[Begin Rows]

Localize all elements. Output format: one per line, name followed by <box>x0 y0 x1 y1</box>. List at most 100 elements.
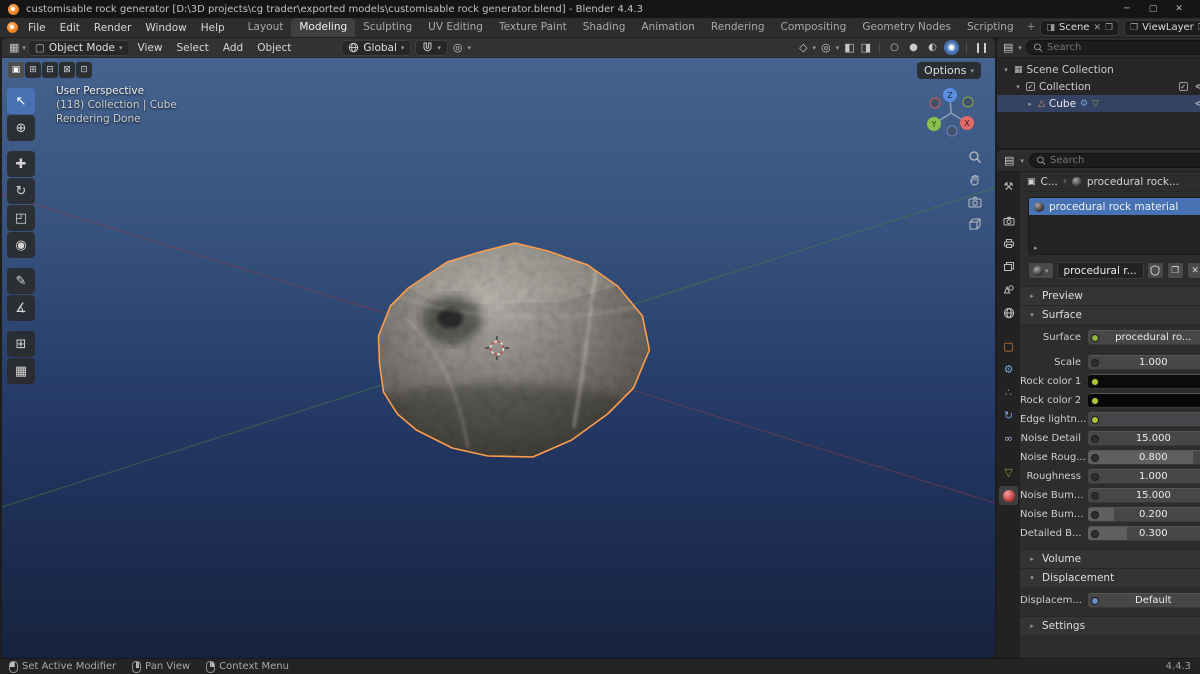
workspace-tab-sculpting[interactable]: Sculpting <box>355 18 420 37</box>
edge-lightness-swatch[interactable] <box>1088 412 1200 427</box>
minimize-button[interactable]: ─ <box>1114 4 1140 14</box>
slot-expand-icon[interactable]: ▸ <box>1034 244 1038 252</box>
show-overlays-toggle[interactable]: ◎ <box>820 41 832 54</box>
props-tab-constraints[interactable]: ∞ <box>999 429 1018 448</box>
viewport-3d[interactable]: ▣ ⊞ ⊟ ⊠ ⊡ Options ▾ User Perspective (11… <box>2 58 995 658</box>
displacement-button[interactable]: Default <box>1088 593 1200 608</box>
menu-view[interactable]: View <box>132 42 169 54</box>
menu-add[interactable]: Add <box>217 42 249 54</box>
expand-icon[interactable]: ▸ <box>1026 100 1034 108</box>
axis-neg-z-handle[interactable] <box>946 125 958 137</box>
editor-type-icon[interactable]: ▦ <box>8 41 20 54</box>
menu-edit[interactable]: Edit <box>53 21 87 35</box>
show-gizmo-toggle[interactable]: ◇ <box>798 41 808 54</box>
shading-material-button[interactable]: ◐ <box>925 40 940 55</box>
shading-wireframe-button[interactable]: ○ <box>887 40 902 55</box>
hide-eye-icon[interactable] <box>1194 82 1200 91</box>
workspace-tab-geometry-nodes[interactable]: Geometry Nodes <box>854 18 959 37</box>
maximize-button[interactable]: ▢ <box>1140 4 1166 14</box>
noise-detail-field[interactable]: 15.000 <box>1088 431 1200 446</box>
workspace-tab-scripting[interactable]: Scripting <box>959 18 1022 37</box>
pan-hand-icon[interactable] <box>968 173 982 187</box>
ortho-toggle-icon[interactable] <box>968 217 982 231</box>
tool-select-box[interactable]: ↖ <box>7 88 35 114</box>
pause-render-icon[interactable] <box>977 42 986 53</box>
outliner-search[interactable] <box>1025 40 1200 55</box>
breadcrumb-object[interactable]: C... <box>1041 176 1058 188</box>
properties-search-input[interactable] <box>1050 155 1200 166</box>
tool-extra[interactable]: ▦ <box>7 358 35 384</box>
expand-icon[interactable]: ▾ <box>1002 66 1010 74</box>
detailed-bump-slider[interactable]: 0.300 <box>1088 526 1200 541</box>
camera-view-icon[interactable] <box>968 196 982 208</box>
toggle-xray-button[interactable]: ◧ <box>843 41 855 54</box>
workspace-tab-uv-editing[interactable]: UV Editing <box>420 18 491 37</box>
scene-selector[interactable]: ◨ Scene ✕ ❐ <box>1040 19 1120 36</box>
props-tab-tool[interactable]: ⚒ <box>999 177 1018 196</box>
workspace-tab-compositing[interactable]: Compositing <box>773 18 855 37</box>
mode-selector[interactable]: ▢ Object Mode ▾ <box>27 39 130 56</box>
select-mode-invert-button[interactable]: ⊠ <box>59 62 75 78</box>
noise-bump-strength-slider[interactable]: 0.200 <box>1088 507 1200 522</box>
workspace-tab-texture-paint[interactable]: Texture Paint <box>491 18 575 37</box>
props-tab-particles[interactable]: ∴ <box>999 383 1018 402</box>
close-button[interactable]: ✕ <box>1166 4 1192 14</box>
compositor-toggle[interactable]: ◨ <box>860 41 872 54</box>
tool-transform[interactable]: ◉ <box>7 232 35 258</box>
surface-shader-button[interactable]: procedural ro... <box>1088 330 1200 345</box>
transform-orientation-selector[interactable]: Global ▾ <box>341 39 412 56</box>
menu-help[interactable]: Help <box>194 21 232 35</box>
properties-search[interactable] <box>1028 153 1200 168</box>
tool-rotate[interactable]: ↻ <box>7 178 35 204</box>
material-slot-list[interactable]: procedural rock material ▸ <box>1028 197 1200 255</box>
props-tab-physics[interactable]: ↻ <box>999 406 1018 425</box>
noise-roughness-slider[interactable]: 0.800 <box>1088 450 1200 465</box>
panel-volume[interactable]: ▸ Volume <box>1020 549 1200 568</box>
proportional-editing-toggle[interactable]: ◎ <box>452 41 464 54</box>
menu-render[interactable]: Render <box>87 21 138 35</box>
props-tab-modifiers[interactable]: ⚙ <box>999 360 1018 379</box>
props-tab-world[interactable] <box>999 303 1018 322</box>
collection-exclude-checkbox[interactable]: ✓ <box>1178 82 1188 91</box>
axis-neg-y-handle[interactable] <box>962 96 974 108</box>
shading-solid-button[interactable]: ● <box>906 40 921 55</box>
material-name-field[interactable]: procedural r... <box>1056 262 1144 279</box>
shading-rendered-button[interactable]: ◉ <box>944 40 959 55</box>
properties-editor-icon[interactable]: ▤ <box>1003 154 1015 167</box>
breadcrumb-material[interactable]: procedural rock... <box>1087 176 1179 188</box>
options-button[interactable]: Options ▾ <box>917 62 981 79</box>
menu-file[interactable]: File <box>21 21 53 35</box>
zoom-icon[interactable] <box>968 150 982 164</box>
hide-eye-icon[interactable] <box>1194 99 1200 108</box>
outliner-row-scene-collection[interactable]: ▾ ▦ Scene Collection <box>997 61 1200 78</box>
panel-settings[interactable]: ▸ Settings <box>1020 616 1200 635</box>
unlink-scene-icon[interactable]: ✕ <box>1093 23 1101 33</box>
props-tab-object-data[interactable]: ▽ <box>999 463 1018 482</box>
outliner-editor-icon[interactable]: ▤ <box>1002 41 1014 54</box>
outliner-row-cube[interactable]: ▸ △ Cube ⚙ ▽ <box>997 95 1200 112</box>
workspace-tab-modeling[interactable]: Modeling <box>291 18 356 37</box>
select-mode-intersect-button[interactable]: ⊡ <box>76 62 92 78</box>
tool-measure[interactable]: ∡ <box>7 295 35 321</box>
props-tab-render[interactable] <box>999 211 1018 230</box>
noise-bump-scale-field[interactable]: 15.000 <box>1088 488 1200 503</box>
props-tab-output[interactable] <box>999 234 1018 253</box>
outliner-row-collection[interactable]: ▾ ✓ Collection ✓ <box>997 78 1200 95</box>
snapping-toggle[interactable]: ▾ <box>415 39 448 56</box>
navigation-gizmo[interactable]: Z Y X <box>923 85 979 141</box>
scale-value-field[interactable]: 1.000 <box>1088 355 1200 370</box>
workspace-tab-shading[interactable]: Shading <box>575 18 634 37</box>
roughness-field[interactable]: 1.000 <box>1088 469 1200 484</box>
props-tab-scene[interactable] <box>999 280 1018 299</box>
panel-displacement[interactable]: ▾ Displacement <box>1020 568 1200 587</box>
viewlayer-selector[interactable]: ❐ ViewLayer ❐ <box>1124 19 1200 36</box>
fake-user-button[interactable] <box>1146 262 1164 279</box>
workspace-tab-animation[interactable]: Animation <box>633 18 703 37</box>
menu-select[interactable]: Select <box>170 42 214 54</box>
rock-object[interactable] <box>326 236 675 476</box>
workspace-tab-layout[interactable]: Layout <box>240 18 292 37</box>
outliner-search-input[interactable] <box>1047 42 1200 53</box>
props-tab-object[interactable]: ▢ <box>999 337 1018 356</box>
menu-window[interactable]: Window <box>138 21 193 35</box>
select-mode-subtract-button[interactable]: ⊟ <box>42 62 58 78</box>
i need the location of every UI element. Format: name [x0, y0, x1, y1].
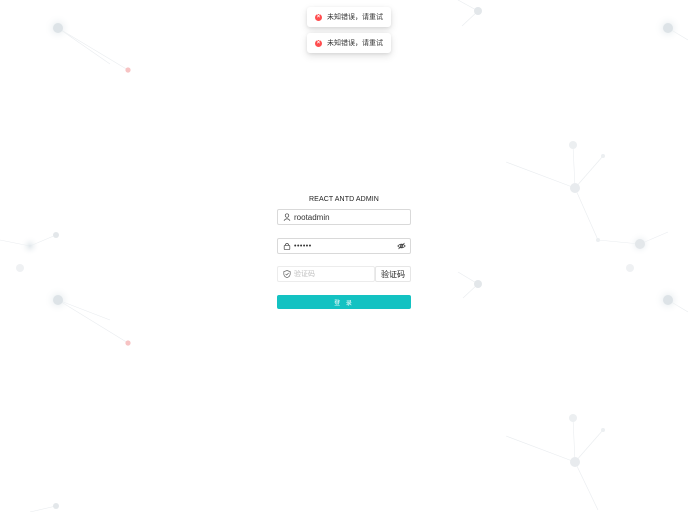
- username-input[interactable]: rootadmin: [277, 209, 411, 225]
- password-value: ••••••: [294, 242, 312, 250]
- error-circle-icon: ×: [315, 39, 322, 47]
- safety-shield-icon: [282, 270, 292, 278]
- error-notification-text: 未知错误，请重试: [327, 14, 383, 21]
- password-input[interactable]: ••••••: [277, 238, 411, 254]
- captcha-placeholder: 验证码: [294, 271, 315, 278]
- error-notification-text: 未知错误，请重试: [327, 40, 383, 47]
- captcha-image-button[interactable]: 验证码: [375, 266, 411, 282]
- error-notification: × 未知错误，请重试: [307, 7, 391, 27]
- particle-network-background: [0, 0, 688, 512]
- username-value: rootadmin: [294, 212, 330, 222]
- captcha-input[interactable]: 验证码: [277, 266, 375, 282]
- error-circle-icon: ×: [315, 13, 322, 21]
- eye-invisible-icon[interactable]: [397, 242, 406, 250]
- login-submit-button[interactable]: 登 录: [277, 295, 411, 309]
- lock-icon: [282, 242, 292, 250]
- error-notification: × 未知错误，请重试: [307, 33, 391, 53]
- user-icon: [282, 213, 292, 221]
- login-title: REACT ANTD ADMIN: [309, 196, 379, 203]
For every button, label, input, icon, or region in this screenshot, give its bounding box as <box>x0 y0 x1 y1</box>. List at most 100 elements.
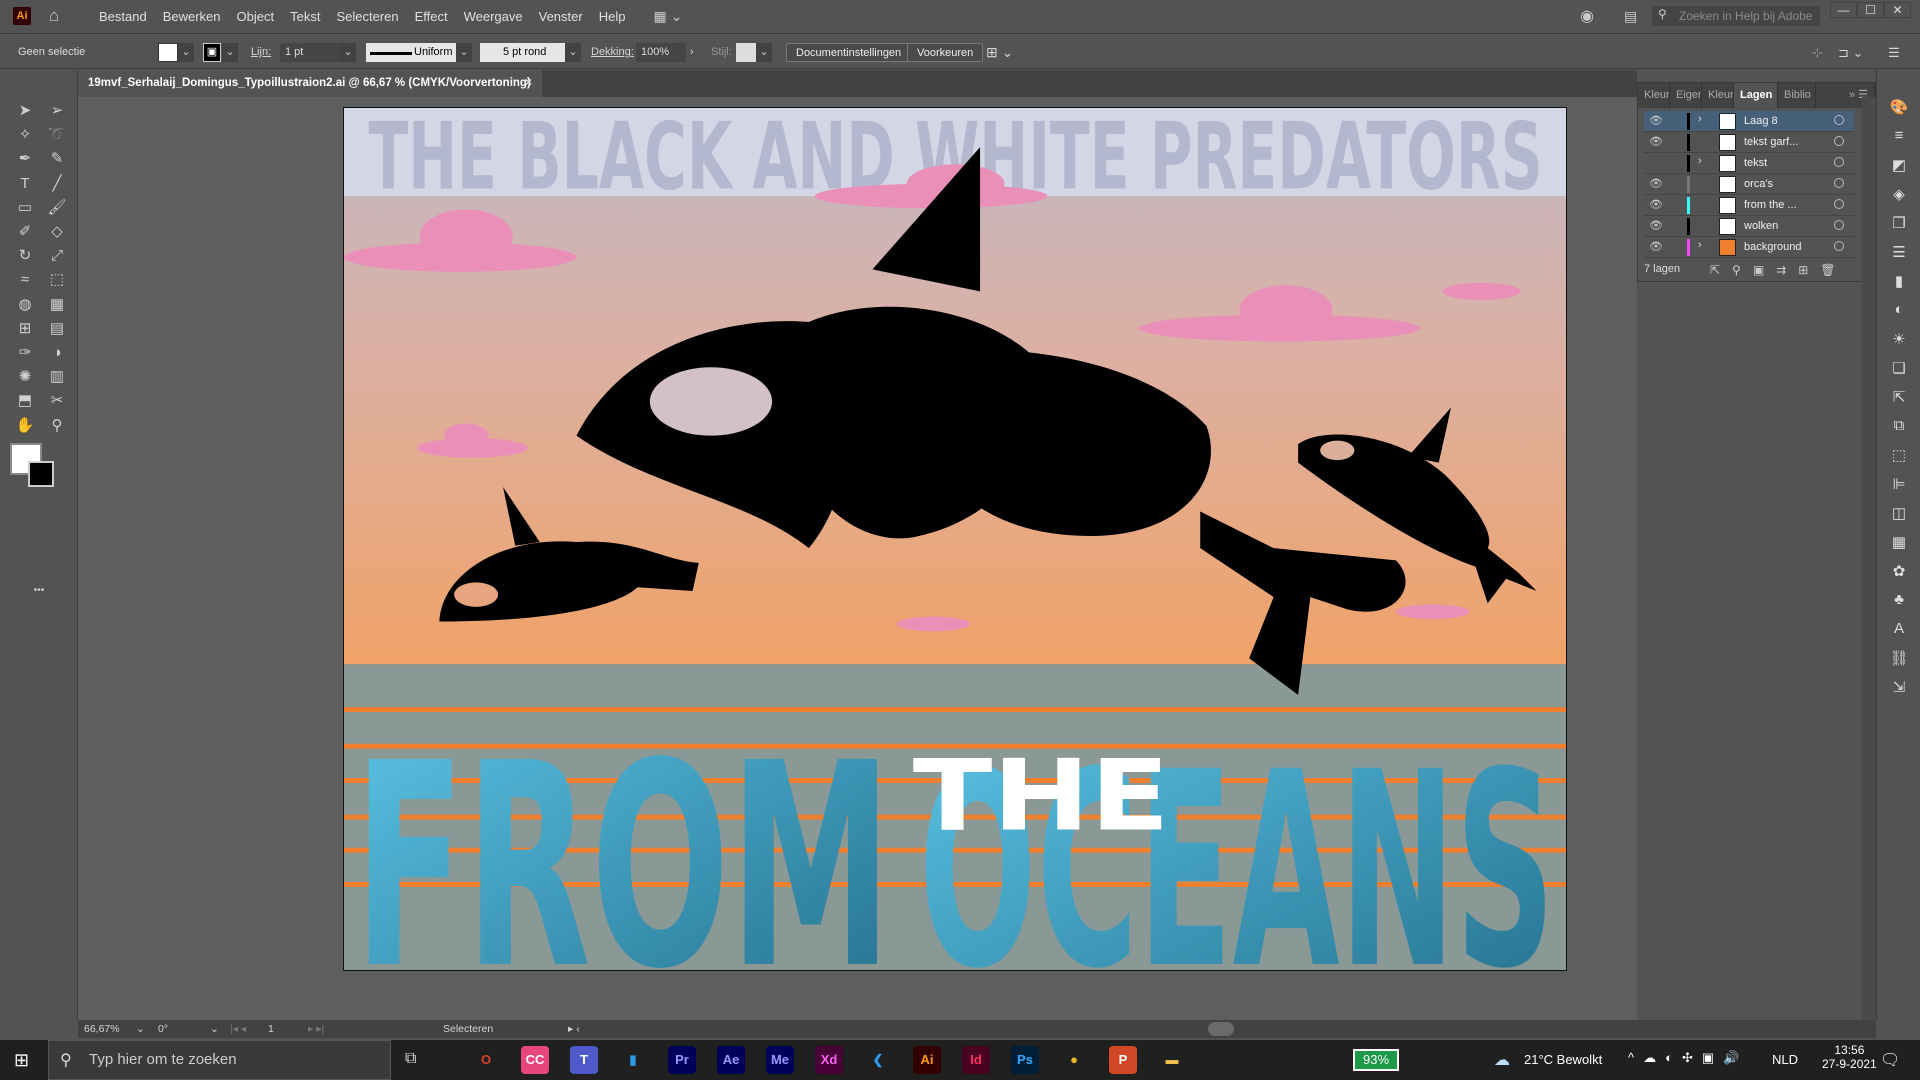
style-dropdown[interactable]: ⌄ <box>756 43 772 62</box>
expand-chevron-icon[interactable]: › <box>1698 113 1702 125</box>
vertical-scrollbar[interactable] <box>1862 97 1876 1020</box>
shaper-tool-icon[interactable]: ✐ <box>12 221 38 243</box>
menu-tekst[interactable]: Tekst <box>282 9 328 24</box>
opacity-expand-icon[interactable]: › <box>690 43 694 62</box>
color-panel-icon[interactable]: 🎨 <box>1887 98 1911 120</box>
eyedropper-tool-icon[interactable]: ✑ <box>12 342 38 364</box>
taskbar-app-icon[interactable]: O <box>472 1046 500 1074</box>
links-panel-icon[interactable]: ⛓ <box>1887 649 1911 671</box>
layer-row[interactable]: 👁 › Laag 8 <box>1644 111 1854 132</box>
clock[interactable]: 13:56 27-9-2021 <box>1822 1043 1877 1071</box>
notifications-icon[interactable]: 🗨 <box>1880 1050 1900 1070</box>
eye-icon[interactable]: 👁 <box>1649 219 1663 232</box>
lasso-tool-icon[interactable]: ➰ <box>44 124 70 146</box>
document-tab[interactable]: 19mvf_Serhalaij_Domingus_Typoillustraion… <box>78 70 542 97</box>
layer-row[interactable]: › tekst <box>1644 153 1854 174</box>
panel-tab-kleur[interactable]: Kleur <box>1702 83 1734 108</box>
layer-row[interactable]: 👁 tekst garf... <box>1644 132 1854 153</box>
magic-wand-tool-icon[interactable]: ✧ <box>12 124 38 146</box>
eraser-tool-icon[interactable]: ◇ <box>44 221 70 243</box>
weather-text[interactable]: 21°C Bewolkt <box>1524 1052 1602 1067</box>
taskbar-app-icon[interactable]: Me <box>766 1046 794 1074</box>
transparency-panel-icon[interactable]: ◐ <box>1887 301 1911 323</box>
warp-tool-icon[interactable]: ≈ <box>12 269 38 291</box>
layer-row[interactable]: 👁 wolken <box>1644 216 1854 237</box>
first-artboard-button[interactable]: |◂ ◂ <box>230 1020 246 1038</box>
symbols-panel-icon[interactable]: ♣ <box>1887 591 1911 613</box>
eye-icon[interactable]: 👁 <box>1649 198 1663 211</box>
character-panel-icon[interactable]: A <box>1887 620 1911 642</box>
maximize-button[interactable]: ☐ <box>1857 2 1884 18</box>
artboards-panel-icon[interactable]: ⧉ <box>1887 417 1911 439</box>
layers-panel-icon[interactable]: ◈ <box>1887 185 1911 207</box>
graphic-styles-panel-icon[interactable]: ❏ <box>1887 359 1911 381</box>
stroke-weight-dropdown[interactable]: ⌄ <box>340 43 356 62</box>
language-indicator[interactable]: NLD <box>1772 1052 1798 1067</box>
horizontal-scroll-thumb[interactable] <box>1208 1022 1234 1036</box>
menu-weergave[interactable]: Weergave <box>456 9 531 24</box>
panel-tab-biblio[interactable]: Biblio <box>1778 83 1816 108</box>
selection-tool-icon[interactable]: ➤ <box>12 100 38 122</box>
taskbar-app-icon[interactable]: ▮ <box>619 1046 647 1074</box>
taskbar-app-icon[interactable]: Ai <box>913 1046 941 1074</box>
rotation-dropdown[interactable]: ⌄ <box>210 1020 219 1038</box>
menu-object[interactable]: Object <box>229 9 283 24</box>
target-icon[interactable] <box>1834 136 1844 146</box>
target-icon[interactable] <box>1834 199 1844 209</box>
target-icon[interactable] <box>1834 241 1844 251</box>
blend-tool-icon[interactable]: ◑ <box>44 342 70 364</box>
swatches-panel-icon[interactable]: ▦ <box>1887 533 1911 555</box>
transform-panel-icon[interactable]: ⬚ <box>1887 446 1911 468</box>
panel-toggle-icon[interactable]: ▤ <box>1624 8 1637 25</box>
task-view-icon[interactable]: ⧉ <box>405 1050 416 1068</box>
menu-venster[interactable]: Venster <box>531 9 591 24</box>
profile-dropdown[interactable]: ⌄ <box>456 43 472 62</box>
menu-effect[interactable]: Effect <box>407 9 456 24</box>
stroke-swatch[interactable]: ▣ <box>203 43 221 62</box>
expand-chevron-icon[interactable]: › <box>1698 155 1702 167</box>
rotation-field[interactable]: 0° <box>158 1020 168 1038</box>
status-menu-icon[interactable]: ▸ ‹ <box>568 1020 580 1038</box>
align-icon[interactable]: ⊞ ⌄ <box>986 43 1013 62</box>
close-tab-button[interactable]: × <box>525 70 532 97</box>
stroke-panel-icon[interactable]: ☰ <box>1887 243 1911 265</box>
layer-row[interactable]: 👁 orca's <box>1644 174 1854 195</box>
asset-export-panel-icon[interactable]: ⇲ <box>1887 678 1911 700</box>
taskbar-app-icon[interactable]: Pr <box>668 1046 696 1074</box>
style-swatch[interactable] <box>736 43 756 62</box>
taskbar-app-icon[interactable]: Id <box>962 1046 990 1074</box>
scale-tool-icon[interactable]: ⤢ <box>44 245 70 267</box>
brushes-panel-icon[interactable]: ✿ <box>1887 562 1911 584</box>
zoom-tool-icon[interactable]: ⚲ <box>44 415 70 437</box>
zoom-field[interactable]: 66,67% <box>84 1020 120 1038</box>
menu-bestand[interactable]: Bestand <box>91 9 155 24</box>
artboard-number-field[interactable]: 1 <box>268 1020 274 1038</box>
align-panel-icon[interactable]: ⊫ <box>1887 475 1911 497</box>
more-tools-icon[interactable]: ••• <box>26 580 52 602</box>
gradient-panel-icon[interactable]: ▮ <box>1887 272 1911 294</box>
taskbar-app-icon[interactable]: T <box>570 1046 598 1074</box>
stroke-weight-field[interactable]: 1 pt <box>280 43 344 62</box>
shape-builder-tool-icon[interactable]: ◍ <box>12 294 38 316</box>
opacity-field[interactable]: 100% <box>636 43 686 62</box>
color-guide-panel-icon[interactable]: ◩ <box>1887 156 1911 178</box>
paintbrush-tool-icon[interactable]: 🖌 <box>44 197 70 219</box>
panel-menu-icon[interactable]: ☰ <box>1888 43 1900 62</box>
fill-dropdown[interactable]: ⌄ <box>178 43 194 62</box>
document-settings-button[interactable]: Documentinstellingen <box>786 43 912 62</box>
curvature-tool-icon[interactable]: ✎ <box>44 148 70 170</box>
zoom-dropdown[interactable]: ⌄ <box>136 1020 145 1038</box>
direct-selection-tool-icon[interactable]: ➢ <box>44 100 70 122</box>
menu-help[interactable]: Help <box>591 9 634 24</box>
pathfinder-panel-icon[interactable]: ◫ <box>1887 504 1911 526</box>
appearance-panel-icon[interactable]: ☀ <box>1887 330 1911 352</box>
windows-start-icon[interactable]: ⊞ <box>14 1050 29 1071</box>
arrange-icon[interactable]: ⊐ ⌄ <box>1838 43 1863 62</box>
stroke-color-swatch[interactable] <box>28 461 54 487</box>
rotate-tool-icon[interactable]: ↻ <box>12 245 38 267</box>
eye-icon[interactable]: 👁 <box>1649 240 1663 253</box>
line-tool-icon[interactable]: ╱ <box>44 173 70 195</box>
minimize-button[interactable]: — <box>1830 2 1857 18</box>
help-search-input[interactable]: Zoeken in Help bij Adobe <box>1652 6 1820 26</box>
next-artboard-button[interactable]: ▸ ▸| <box>308 1020 324 1038</box>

[End Rows]

● **Exercise requirements**: Arrange the part of the data that opens with the line containing "style-dropdown[interactable]: ⌄ <box>756" and closes with the line containing "70 542 97</box>" as a Markdown table with the columns "Row" and "Line". Number each line in order and leave out blank lines.

● **Full output**:
| Row | Line |
|---|---|
| 1 | style-dropdown[interactable]: ⌄ <box>756 43 772 62</box> |
| 2 | expand-chevron-icon[interactable]: › <box>1698 113 1702 125</box> |
| 3 | vertical-scrollbar[interactable] <box>1862 97 1876 1020</box> |
| 4 | shaper-tool-icon[interactable]: ✐ <box>12 221 38 243</box> |
| 5 | menu-tekst[interactable]: Tekst <box>282 9 328 24</box> |
| 6 | opacity-expand-icon[interactable]: › <box>690 43 694 62</box> |
| 7 | color-panel-icon[interactable]: 🎨 <box>1887 98 1911 120</box> |
| 8 | eyedropper-tool-icon[interactable]: ✑ <box>12 342 38 364</box> |
| 9 | taskbar-app-icon[interactable]: O <box>472 1046 500 1074</box> |
| 10 | links-panel-icon[interactable]: ⛓ <box>1887 649 1911 671</box> |
| 11 | layer-row[interactable]: 👁 › Laag 8 <box>1644 111 1854 132</box> |
| 12 | clock[interactable]: 13:56 27-9-2021 <box>1822 1043 1877 1071</box> |
| 13 | notifications-icon[interactable]: 🗨 <box>1880 1050 1900 1070</box> |
| 14 | eye-icon[interactable]: 👁 <box>1649 219 1663 232</box> |
| 15 | lasso-tool-icon[interactable]: ➰ <box>44 124 70 146</box> |
| 16 | document-tab[interactable]: 19mvf_Serhalaij_Domingus_Typoillustraion… <box>78 70 542 97</box> |